▶ WHAT THIS TASK INVOLVES: Leave out the pictures and transcribe the rest of the records exactly.

▶ MATERIAL PROVIDED:
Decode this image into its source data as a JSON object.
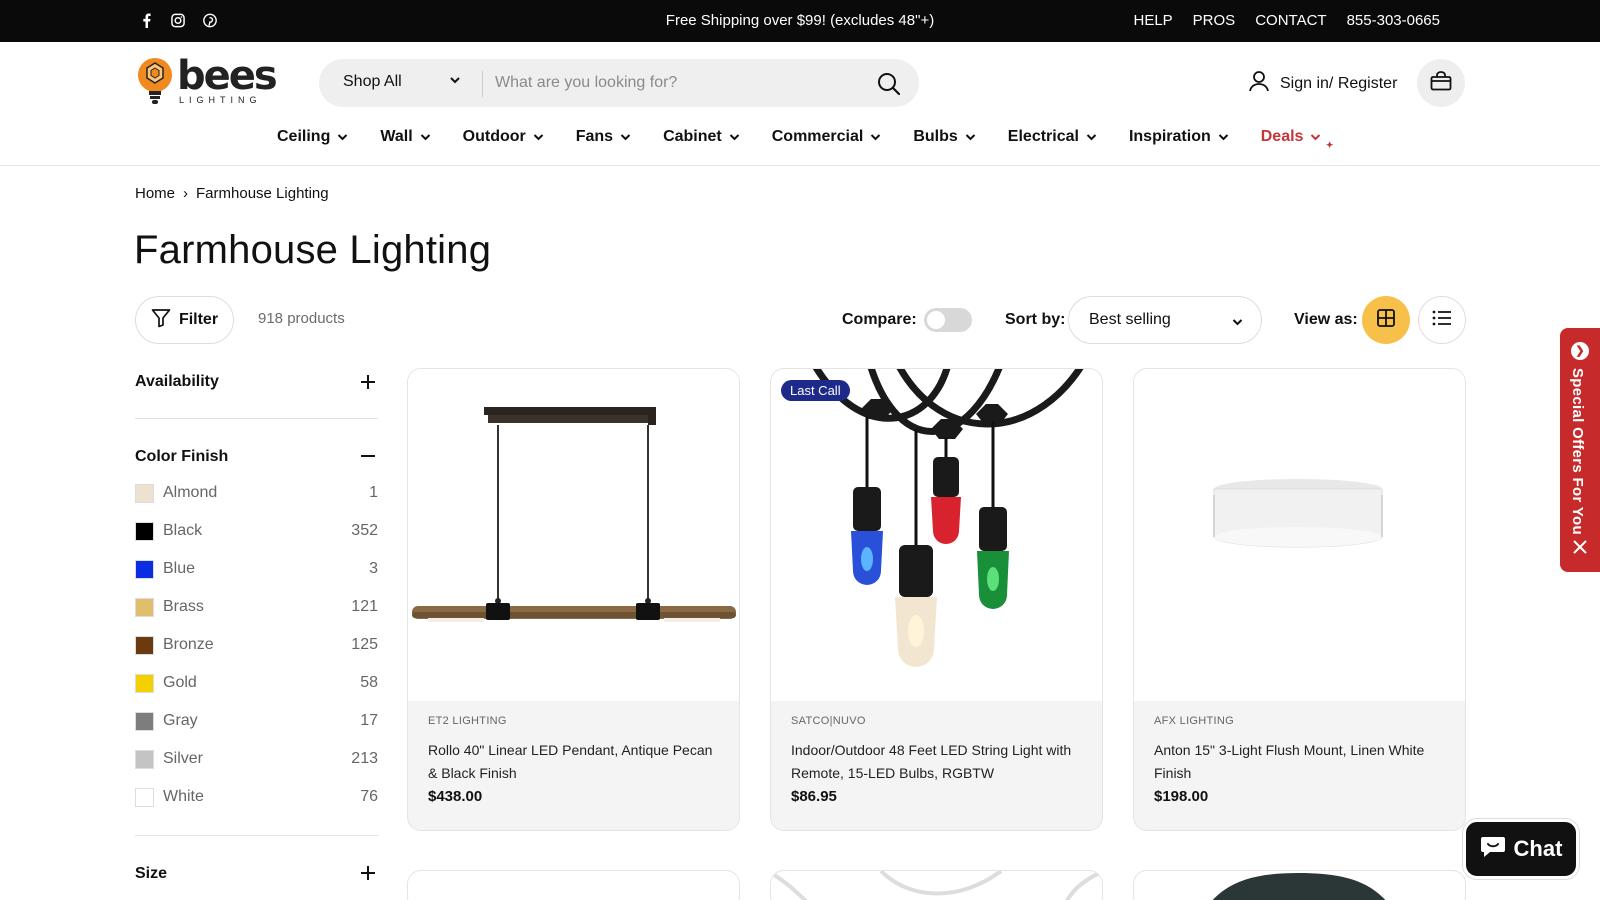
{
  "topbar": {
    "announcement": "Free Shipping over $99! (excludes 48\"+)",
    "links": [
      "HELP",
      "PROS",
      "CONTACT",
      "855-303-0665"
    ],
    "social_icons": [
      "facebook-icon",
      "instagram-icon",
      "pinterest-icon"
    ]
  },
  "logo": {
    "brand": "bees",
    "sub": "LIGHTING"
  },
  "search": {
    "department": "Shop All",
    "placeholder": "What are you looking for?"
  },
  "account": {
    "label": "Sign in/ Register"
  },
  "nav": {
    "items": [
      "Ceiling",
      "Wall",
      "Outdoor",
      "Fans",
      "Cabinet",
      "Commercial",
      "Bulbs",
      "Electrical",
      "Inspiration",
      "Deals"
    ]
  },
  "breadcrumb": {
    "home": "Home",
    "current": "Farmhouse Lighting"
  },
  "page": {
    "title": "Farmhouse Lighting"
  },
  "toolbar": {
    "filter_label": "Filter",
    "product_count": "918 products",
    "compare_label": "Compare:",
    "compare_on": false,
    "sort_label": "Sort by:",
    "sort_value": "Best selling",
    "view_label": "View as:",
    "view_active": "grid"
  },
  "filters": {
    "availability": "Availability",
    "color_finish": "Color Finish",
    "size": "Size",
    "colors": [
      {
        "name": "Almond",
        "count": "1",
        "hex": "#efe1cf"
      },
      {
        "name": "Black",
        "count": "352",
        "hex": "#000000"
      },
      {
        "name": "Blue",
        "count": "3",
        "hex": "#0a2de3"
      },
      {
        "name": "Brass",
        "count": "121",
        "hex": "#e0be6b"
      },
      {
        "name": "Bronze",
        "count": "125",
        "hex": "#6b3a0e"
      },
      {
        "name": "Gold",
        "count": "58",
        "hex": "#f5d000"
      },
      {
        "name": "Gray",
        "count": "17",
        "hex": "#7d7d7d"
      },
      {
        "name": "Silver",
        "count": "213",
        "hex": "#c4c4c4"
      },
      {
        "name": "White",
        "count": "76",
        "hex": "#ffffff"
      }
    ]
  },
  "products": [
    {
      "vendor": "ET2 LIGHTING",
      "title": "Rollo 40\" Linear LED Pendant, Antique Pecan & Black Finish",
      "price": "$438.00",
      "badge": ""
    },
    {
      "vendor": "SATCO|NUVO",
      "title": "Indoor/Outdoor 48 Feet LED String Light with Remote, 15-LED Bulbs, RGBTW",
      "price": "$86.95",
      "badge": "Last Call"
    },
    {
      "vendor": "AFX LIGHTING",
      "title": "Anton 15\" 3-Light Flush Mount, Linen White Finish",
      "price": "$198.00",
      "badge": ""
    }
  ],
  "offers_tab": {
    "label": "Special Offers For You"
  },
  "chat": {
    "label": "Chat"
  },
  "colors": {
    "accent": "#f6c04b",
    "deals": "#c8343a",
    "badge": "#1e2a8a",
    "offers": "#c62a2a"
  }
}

▶ EXERCISE OUTPUT:
Decode this image into its source data as a JSON object.
{
  "topbar": {
    "announcement": "Free Shipping over $99! (excludes 48\"+)",
    "links": [
      "HELP",
      "PROS",
      "CONTACT",
      "855-303-0665"
    ],
    "social_icons": [
      "facebook-icon",
      "instagram-icon",
      "pinterest-icon"
    ]
  },
  "logo": {
    "brand": "bees",
    "sub": "LIGHTING"
  },
  "search": {
    "department": "Shop All",
    "placeholder": "What are you looking for?"
  },
  "account": {
    "label": "Sign in/ Register"
  },
  "nav": {
    "items": [
      "Ceiling",
      "Wall",
      "Outdoor",
      "Fans",
      "Cabinet",
      "Commercial",
      "Bulbs",
      "Electrical",
      "Inspiration",
      "Deals"
    ]
  },
  "breadcrumb": {
    "home": "Home",
    "current": "Farmhouse Lighting"
  },
  "page": {
    "title": "Farmhouse Lighting"
  },
  "toolbar": {
    "filter_label": "Filter",
    "product_count": "918 products",
    "compare_label": "Compare:",
    "compare_on": false,
    "sort_label": "Sort by:",
    "sort_value": "Best selling",
    "view_label": "View as:",
    "view_active": "grid"
  },
  "filters": {
    "availability": "Availability",
    "color_finish": "Color Finish",
    "size": "Size",
    "colors": [
      {
        "name": "Almond",
        "count": "1",
        "hex": "#efe1cf"
      },
      {
        "name": "Black",
        "count": "352",
        "hex": "#000000"
      },
      {
        "name": "Blue",
        "count": "3",
        "hex": "#0a2de3"
      },
      {
        "name": "Brass",
        "count": "121",
        "hex": "#e0be6b"
      },
      {
        "name": "Bronze",
        "count": "125",
        "hex": "#6b3a0e"
      },
      {
        "name": "Gold",
        "count": "58",
        "hex": "#f5d000"
      },
      {
        "name": "Gray",
        "count": "17",
        "hex": "#7d7d7d"
      },
      {
        "name": "Silver",
        "count": "213",
        "hex": "#c4c4c4"
      },
      {
        "name": "White",
        "count": "76",
        "hex": "#ffffff"
      }
    ]
  },
  "products": [
    {
      "vendor": "ET2 LIGHTING",
      "title": "Rollo 40\" Linear LED Pendant, Antique Pecan & Black Finish",
      "price": "$438.00",
      "badge": ""
    },
    {
      "vendor": "SATCO|NUVO",
      "title": "Indoor/Outdoor 48 Feet LED String Light with Remote, 15-LED Bulbs, RGBTW",
      "price": "$86.95",
      "badge": "Last Call"
    },
    {
      "vendor": "AFX LIGHTING",
      "title": "Anton 15\" 3-Light Flush Mount, Linen White Finish",
      "price": "$198.00",
      "badge": ""
    }
  ],
  "offers_tab": {
    "label": "Special Offers For You"
  },
  "chat": {
    "label": "Chat"
  },
  "colors": {
    "accent": "#f6c04b",
    "deals": "#c8343a",
    "badge": "#1e2a8a",
    "offers": "#c62a2a"
  }
}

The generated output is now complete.